Your objective:
Repeat the records exactly. Every line must match.
# Start of The input
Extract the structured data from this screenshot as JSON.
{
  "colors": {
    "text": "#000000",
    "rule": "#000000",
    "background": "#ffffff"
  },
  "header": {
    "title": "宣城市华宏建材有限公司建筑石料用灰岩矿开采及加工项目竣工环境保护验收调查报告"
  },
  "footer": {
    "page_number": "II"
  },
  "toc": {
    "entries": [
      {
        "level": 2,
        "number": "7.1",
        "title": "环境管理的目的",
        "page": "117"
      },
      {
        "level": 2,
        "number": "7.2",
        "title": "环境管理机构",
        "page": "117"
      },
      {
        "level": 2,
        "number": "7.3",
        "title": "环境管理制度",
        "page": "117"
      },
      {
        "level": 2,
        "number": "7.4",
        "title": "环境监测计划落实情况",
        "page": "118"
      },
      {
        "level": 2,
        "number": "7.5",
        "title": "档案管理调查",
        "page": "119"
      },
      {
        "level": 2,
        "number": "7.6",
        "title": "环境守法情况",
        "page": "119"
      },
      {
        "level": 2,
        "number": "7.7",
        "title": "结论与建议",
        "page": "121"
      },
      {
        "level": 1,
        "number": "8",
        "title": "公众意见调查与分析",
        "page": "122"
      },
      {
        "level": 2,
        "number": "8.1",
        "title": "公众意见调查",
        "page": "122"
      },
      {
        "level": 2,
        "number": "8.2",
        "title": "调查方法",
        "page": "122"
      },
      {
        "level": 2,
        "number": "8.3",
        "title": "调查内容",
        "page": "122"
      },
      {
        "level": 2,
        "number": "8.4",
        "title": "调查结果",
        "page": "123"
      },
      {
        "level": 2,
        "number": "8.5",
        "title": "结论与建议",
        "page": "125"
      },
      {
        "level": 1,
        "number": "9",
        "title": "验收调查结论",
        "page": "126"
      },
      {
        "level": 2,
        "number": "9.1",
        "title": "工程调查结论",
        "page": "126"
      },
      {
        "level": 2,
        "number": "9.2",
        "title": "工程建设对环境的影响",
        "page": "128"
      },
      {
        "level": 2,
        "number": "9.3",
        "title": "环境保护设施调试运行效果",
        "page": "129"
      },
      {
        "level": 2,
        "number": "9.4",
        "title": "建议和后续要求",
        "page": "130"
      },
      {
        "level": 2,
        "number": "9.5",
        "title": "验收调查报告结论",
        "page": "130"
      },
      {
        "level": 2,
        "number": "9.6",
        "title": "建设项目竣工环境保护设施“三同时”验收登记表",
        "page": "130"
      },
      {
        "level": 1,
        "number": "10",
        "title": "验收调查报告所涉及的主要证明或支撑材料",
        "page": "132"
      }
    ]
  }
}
# End of The input
Correct output:
Extract the structured data from this screenshot as JSON.
{
  "colors": {
    "text": "#000000",
    "rule": "#000000",
    "background": "#ffffff"
  },
  "header": {
    "title": "宣城市华宏建材有限公司建筑石料用灰岩矿开采及加工项目竣工环境保护验收调查报告"
  },
  "footer": {
    "page_number": "II"
  },
  "toc": {
    "entries": [
      {
        "level": 2,
        "number": "7.1",
        "title": "环境管理的目的",
        "page": "117"
      },
      {
        "level": 2,
        "number": "7.2",
        "title": "环境管理机构",
        "page": "117"
      },
      {
        "level": 2,
        "number": "7.3",
        "title": "环境管理制度",
        "page": "117"
      },
      {
        "level": 2,
        "number": "7.4",
        "title": "环境监测计划落实情况",
        "page": "118"
      },
      {
        "level": 2,
        "number": "7.5",
        "title": "档案管理调查",
        "page": "119"
      },
      {
        "level": 2,
        "number": "7.6",
        "title": "环境守法情况",
        "page": "119"
      },
      {
        "level": 2,
        "number": "7.7",
        "title": "结论与建议",
        "page": "121"
      },
      {
        "level": 1,
        "number": "8",
        "title": "公众意见调查与分析",
        "page": "122"
      },
      {
        "level": 2,
        "number": "8.1",
        "title": "公众意见调查",
        "page": "122"
      },
      {
        "level": 2,
        "number": "8.2",
        "title": "调查方法",
        "page": "122"
      },
      {
        "level": 2,
        "number": "8.3",
        "title": "调查内容",
        "page": "122"
      },
      {
        "level": 2,
        "number": "8.4",
        "title": "调查结果",
        "page": "123"
      },
      {
        "level": 2,
        "number": "8.5",
        "title": "结论与建议",
        "page": "125"
      },
      {
        "level": 1,
        "number": "9",
        "title": "验收调查结论",
        "page": "126"
      },
      {
        "level": 2,
        "number": "9.1",
        "title": "工程调查结论",
        "page": "126"
      },
      {
        "level": 2,
        "number": "9.2",
        "title": "工程建设对环境的影响",
        "page": "128"
      },
      {
        "level": 2,
        "number": "9.3",
        "title": "环境保护设施调试运行效果",
        "page": "129"
      },
      {
        "level": 2,
        "number": "9.4",
        "title": "建议和后续要求",
        "page": "130"
      },
      {
        "level": 2,
        "number": "9.5",
        "title": "验收调查报告结论",
        "page": "130"
      },
      {
        "level": 2,
        "number": "9.6",
        "title": "建设项目竣工环境保护设施“三同时”验收登记表",
        "page": "130"
      },
      {
        "level": 1,
        "number": "10",
        "title": "验收调查报告所涉及的主要证明或支撑材料",
        "page": "132"
      }
    ]
  }
}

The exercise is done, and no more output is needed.